** Job **
Revise everything from the start of the records down to the line containing "photo-4[interactable] — [66, 217, 176, 327]", changing "UI elements" to "interface components" and keeping everything else the same. Return only those lines.

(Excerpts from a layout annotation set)
⟨

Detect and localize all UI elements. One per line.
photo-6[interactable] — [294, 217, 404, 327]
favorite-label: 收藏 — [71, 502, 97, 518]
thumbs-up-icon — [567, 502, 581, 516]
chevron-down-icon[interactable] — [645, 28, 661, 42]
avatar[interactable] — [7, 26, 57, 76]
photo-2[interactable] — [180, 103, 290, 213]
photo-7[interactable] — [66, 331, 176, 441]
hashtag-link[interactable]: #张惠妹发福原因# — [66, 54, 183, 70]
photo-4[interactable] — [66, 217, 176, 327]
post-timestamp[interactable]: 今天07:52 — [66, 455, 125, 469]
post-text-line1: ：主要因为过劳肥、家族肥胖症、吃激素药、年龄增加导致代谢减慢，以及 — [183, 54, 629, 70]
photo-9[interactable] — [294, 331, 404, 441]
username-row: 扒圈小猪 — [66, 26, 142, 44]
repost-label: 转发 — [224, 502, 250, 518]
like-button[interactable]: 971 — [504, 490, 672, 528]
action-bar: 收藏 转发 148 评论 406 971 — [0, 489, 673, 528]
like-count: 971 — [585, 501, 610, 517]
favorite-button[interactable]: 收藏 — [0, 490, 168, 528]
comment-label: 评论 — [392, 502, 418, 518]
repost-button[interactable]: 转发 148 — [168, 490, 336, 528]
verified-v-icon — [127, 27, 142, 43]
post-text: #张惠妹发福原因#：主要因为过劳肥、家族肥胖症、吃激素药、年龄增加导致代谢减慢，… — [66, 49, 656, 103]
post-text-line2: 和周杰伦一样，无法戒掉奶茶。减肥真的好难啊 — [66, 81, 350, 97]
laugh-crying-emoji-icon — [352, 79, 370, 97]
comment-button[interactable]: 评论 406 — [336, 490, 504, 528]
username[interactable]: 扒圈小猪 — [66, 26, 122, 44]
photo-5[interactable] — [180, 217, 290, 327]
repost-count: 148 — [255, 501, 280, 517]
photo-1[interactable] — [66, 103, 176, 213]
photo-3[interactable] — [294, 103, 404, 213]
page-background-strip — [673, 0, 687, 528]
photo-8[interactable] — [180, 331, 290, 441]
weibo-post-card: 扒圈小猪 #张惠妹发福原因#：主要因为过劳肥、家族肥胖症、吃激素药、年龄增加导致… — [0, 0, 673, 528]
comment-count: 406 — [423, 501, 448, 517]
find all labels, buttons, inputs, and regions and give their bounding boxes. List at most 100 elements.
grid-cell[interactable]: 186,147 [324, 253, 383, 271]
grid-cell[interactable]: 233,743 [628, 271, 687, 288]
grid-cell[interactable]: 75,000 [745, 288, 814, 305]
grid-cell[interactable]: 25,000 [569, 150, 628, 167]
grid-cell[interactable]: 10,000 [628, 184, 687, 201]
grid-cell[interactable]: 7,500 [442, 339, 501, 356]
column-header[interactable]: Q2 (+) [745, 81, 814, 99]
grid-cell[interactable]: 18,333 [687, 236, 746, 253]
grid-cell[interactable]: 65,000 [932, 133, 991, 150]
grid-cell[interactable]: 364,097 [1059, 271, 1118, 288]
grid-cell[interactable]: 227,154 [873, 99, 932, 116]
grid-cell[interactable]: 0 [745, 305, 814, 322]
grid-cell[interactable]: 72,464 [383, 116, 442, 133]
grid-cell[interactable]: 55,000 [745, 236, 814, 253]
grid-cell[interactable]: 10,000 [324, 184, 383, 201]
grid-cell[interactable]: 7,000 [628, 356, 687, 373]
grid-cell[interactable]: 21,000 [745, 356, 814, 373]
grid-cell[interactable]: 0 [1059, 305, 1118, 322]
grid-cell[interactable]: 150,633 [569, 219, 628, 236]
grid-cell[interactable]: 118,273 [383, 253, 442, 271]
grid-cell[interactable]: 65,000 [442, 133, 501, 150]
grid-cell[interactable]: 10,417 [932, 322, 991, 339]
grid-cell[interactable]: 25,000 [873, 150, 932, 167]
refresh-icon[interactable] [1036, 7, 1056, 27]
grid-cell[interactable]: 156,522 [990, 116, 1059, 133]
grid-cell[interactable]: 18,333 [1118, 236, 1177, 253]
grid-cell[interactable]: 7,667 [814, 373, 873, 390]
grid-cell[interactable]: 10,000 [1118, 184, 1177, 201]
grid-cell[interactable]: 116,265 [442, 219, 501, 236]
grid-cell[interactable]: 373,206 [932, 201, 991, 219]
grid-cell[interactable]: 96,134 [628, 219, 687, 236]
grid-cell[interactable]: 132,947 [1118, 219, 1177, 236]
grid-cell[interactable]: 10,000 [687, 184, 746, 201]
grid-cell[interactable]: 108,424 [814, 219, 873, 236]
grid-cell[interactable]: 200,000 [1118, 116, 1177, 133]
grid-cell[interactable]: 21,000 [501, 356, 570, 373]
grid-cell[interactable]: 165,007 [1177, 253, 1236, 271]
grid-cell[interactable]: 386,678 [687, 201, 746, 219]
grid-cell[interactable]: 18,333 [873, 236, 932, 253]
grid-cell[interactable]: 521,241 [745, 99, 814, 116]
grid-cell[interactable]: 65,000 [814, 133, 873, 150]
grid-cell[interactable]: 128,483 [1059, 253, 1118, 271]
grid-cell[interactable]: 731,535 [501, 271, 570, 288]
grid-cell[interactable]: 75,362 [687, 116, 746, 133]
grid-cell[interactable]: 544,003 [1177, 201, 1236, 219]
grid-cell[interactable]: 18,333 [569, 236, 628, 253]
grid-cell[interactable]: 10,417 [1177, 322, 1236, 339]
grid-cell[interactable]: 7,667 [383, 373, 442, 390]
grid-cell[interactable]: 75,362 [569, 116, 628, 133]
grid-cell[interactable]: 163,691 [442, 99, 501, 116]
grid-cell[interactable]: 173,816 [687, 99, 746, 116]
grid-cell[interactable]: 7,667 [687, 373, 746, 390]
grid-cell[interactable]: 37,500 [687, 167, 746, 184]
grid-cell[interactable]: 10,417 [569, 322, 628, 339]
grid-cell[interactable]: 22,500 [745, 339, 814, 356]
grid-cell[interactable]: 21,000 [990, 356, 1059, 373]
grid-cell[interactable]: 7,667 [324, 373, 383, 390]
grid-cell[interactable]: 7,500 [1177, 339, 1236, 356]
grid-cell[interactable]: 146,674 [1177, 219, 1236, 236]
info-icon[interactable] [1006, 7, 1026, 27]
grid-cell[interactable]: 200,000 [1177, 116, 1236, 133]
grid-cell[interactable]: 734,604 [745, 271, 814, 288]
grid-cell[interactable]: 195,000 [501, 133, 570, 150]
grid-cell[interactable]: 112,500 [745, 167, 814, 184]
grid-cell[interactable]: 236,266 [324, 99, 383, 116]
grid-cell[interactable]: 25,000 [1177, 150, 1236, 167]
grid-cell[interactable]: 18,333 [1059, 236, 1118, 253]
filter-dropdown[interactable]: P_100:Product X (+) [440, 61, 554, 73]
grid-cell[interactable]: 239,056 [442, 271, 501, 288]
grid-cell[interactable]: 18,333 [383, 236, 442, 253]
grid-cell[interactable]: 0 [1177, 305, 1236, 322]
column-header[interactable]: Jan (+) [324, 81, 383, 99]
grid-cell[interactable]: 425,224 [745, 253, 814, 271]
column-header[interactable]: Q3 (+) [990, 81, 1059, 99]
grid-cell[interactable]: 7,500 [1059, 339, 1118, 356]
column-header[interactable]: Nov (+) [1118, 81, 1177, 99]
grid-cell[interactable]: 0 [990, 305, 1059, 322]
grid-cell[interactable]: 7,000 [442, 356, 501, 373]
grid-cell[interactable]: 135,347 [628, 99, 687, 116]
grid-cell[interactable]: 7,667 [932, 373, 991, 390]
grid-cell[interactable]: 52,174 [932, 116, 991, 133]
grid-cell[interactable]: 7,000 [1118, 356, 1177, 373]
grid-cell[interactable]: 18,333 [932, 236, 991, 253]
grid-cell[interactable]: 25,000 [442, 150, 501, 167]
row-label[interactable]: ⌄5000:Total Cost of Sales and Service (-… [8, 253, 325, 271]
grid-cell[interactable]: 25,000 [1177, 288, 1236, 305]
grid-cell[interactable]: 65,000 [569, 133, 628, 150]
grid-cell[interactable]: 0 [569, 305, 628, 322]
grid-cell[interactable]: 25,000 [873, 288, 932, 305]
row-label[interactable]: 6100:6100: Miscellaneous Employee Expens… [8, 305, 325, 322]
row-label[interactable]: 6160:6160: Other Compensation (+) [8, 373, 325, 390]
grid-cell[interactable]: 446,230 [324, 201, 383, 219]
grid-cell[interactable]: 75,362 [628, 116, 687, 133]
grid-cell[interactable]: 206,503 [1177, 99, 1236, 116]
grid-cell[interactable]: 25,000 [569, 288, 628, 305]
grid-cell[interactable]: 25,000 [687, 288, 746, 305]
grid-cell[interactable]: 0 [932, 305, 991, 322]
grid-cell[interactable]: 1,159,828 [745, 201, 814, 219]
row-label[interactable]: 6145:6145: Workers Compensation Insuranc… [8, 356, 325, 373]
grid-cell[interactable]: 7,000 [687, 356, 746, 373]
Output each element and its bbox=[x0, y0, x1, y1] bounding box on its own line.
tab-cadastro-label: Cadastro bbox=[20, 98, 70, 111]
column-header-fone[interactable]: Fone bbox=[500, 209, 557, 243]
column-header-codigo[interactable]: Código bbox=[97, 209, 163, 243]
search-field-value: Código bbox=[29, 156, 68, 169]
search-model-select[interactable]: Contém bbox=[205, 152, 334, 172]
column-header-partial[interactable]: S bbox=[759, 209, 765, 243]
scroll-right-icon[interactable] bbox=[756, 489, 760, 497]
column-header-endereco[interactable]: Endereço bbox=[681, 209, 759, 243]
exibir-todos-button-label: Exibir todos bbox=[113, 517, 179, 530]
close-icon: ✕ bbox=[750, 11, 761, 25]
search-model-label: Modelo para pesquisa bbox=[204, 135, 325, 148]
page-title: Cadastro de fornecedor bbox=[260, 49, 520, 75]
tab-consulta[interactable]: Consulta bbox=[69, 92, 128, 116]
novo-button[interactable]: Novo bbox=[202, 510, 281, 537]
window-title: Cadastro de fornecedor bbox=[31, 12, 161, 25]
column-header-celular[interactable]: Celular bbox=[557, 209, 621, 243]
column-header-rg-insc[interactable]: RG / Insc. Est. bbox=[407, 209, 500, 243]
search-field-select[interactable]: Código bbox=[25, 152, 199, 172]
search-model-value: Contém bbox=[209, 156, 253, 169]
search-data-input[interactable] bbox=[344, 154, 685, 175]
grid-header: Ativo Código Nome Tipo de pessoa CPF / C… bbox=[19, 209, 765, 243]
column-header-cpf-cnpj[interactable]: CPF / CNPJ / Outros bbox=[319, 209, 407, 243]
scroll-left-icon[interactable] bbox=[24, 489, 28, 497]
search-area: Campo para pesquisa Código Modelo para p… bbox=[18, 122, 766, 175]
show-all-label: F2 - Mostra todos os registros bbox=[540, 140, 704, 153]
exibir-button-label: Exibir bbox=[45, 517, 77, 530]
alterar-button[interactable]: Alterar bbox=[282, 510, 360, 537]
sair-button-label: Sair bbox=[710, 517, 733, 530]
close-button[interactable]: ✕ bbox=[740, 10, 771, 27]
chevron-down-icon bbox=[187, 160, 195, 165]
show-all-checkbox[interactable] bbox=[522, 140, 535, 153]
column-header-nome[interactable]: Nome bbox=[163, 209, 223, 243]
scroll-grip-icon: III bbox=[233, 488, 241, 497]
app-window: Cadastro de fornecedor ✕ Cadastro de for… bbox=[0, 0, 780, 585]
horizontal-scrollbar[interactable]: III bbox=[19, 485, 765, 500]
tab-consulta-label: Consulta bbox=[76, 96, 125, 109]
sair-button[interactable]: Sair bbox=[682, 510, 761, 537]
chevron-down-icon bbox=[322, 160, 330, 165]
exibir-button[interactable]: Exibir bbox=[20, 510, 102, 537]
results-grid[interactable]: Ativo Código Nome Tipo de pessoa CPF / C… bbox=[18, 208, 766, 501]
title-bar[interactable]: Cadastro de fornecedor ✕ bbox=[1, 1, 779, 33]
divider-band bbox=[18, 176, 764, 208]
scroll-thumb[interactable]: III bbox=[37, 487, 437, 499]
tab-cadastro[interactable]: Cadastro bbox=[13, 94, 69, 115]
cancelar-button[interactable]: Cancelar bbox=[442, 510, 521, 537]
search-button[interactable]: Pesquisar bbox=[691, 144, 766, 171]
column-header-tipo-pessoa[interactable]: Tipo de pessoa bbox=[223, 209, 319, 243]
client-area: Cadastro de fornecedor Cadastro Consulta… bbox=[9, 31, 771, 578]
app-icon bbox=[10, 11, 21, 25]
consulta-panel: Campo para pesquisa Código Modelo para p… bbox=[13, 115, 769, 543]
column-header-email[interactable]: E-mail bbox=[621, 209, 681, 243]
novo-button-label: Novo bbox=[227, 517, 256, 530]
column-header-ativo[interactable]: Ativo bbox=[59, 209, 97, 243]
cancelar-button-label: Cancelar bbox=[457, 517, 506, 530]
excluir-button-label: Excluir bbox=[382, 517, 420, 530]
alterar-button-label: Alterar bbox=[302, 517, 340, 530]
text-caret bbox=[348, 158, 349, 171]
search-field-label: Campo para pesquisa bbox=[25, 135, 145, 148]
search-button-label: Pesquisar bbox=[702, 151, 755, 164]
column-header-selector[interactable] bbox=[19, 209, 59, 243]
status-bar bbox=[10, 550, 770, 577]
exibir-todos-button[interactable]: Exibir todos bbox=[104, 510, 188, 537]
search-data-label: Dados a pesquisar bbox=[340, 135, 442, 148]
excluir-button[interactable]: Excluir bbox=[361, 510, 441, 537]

⟩

** Response **
Detect and localize all interface components. One per line.
photo-6[interactable] — [294, 217, 404, 327]
favorite-label: 收藏 — [71, 502, 97, 518]
thumbs-up-icon — [567, 502, 581, 516]
chevron-down-icon[interactable] — [645, 28, 661, 42]
avatar[interactable] — [7, 26, 57, 76]
photo-2[interactable] — [180, 103, 290, 213]
photo-7[interactable] — [66, 331, 176, 441]
hashtag-link[interactable]: #张惠妹发福原因# — [66, 54, 183, 70]
photo-4[interactable] — [66, 217, 176, 327]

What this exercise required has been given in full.